**To do:** Output every line below without omitting or altering anything.

**Supplied data:**
* start *

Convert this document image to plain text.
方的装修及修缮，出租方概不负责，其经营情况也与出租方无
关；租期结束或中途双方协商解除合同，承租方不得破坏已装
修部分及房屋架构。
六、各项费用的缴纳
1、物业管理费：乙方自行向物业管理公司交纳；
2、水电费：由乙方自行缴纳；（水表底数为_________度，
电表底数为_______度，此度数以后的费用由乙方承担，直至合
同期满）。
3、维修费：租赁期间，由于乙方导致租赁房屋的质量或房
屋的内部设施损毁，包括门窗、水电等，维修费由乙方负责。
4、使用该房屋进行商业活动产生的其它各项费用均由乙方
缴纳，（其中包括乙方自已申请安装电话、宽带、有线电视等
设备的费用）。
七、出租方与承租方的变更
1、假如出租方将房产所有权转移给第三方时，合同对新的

* end *

**Exercise solution:**
Convert this document image to plain text.
方的装修及修缮，出租方概不负责，其经营情况也与出租方无
关；租期结束或中途双方协商解除合同，承租方不得破坏已装
修部分及房屋架构。
六、各项费用的缴纳
1、物业管理费：乙方自行向物业管理公司交纳；
2、水电费：由乙方自行缴纳；（水表底数为_________度，
电表底数为_______度，此度数以后的费用由乙方承担，直至合
同期满）。
3、维修费：租赁期间，由于乙方导致租赁房屋的质量或房
屋的内部设施损毁，包括门窗、水电等，维修费由乙方负责。
4、使用该房屋进行商业活动产生的其它各项费用均由乙方
缴纳，（其中包括乙方自已申请安装电话、宽带、有线电视等
设备的费用）。
七、出租方与承租方的变更
1、假如出租方将房产所有权转移给第三方时，合同对新的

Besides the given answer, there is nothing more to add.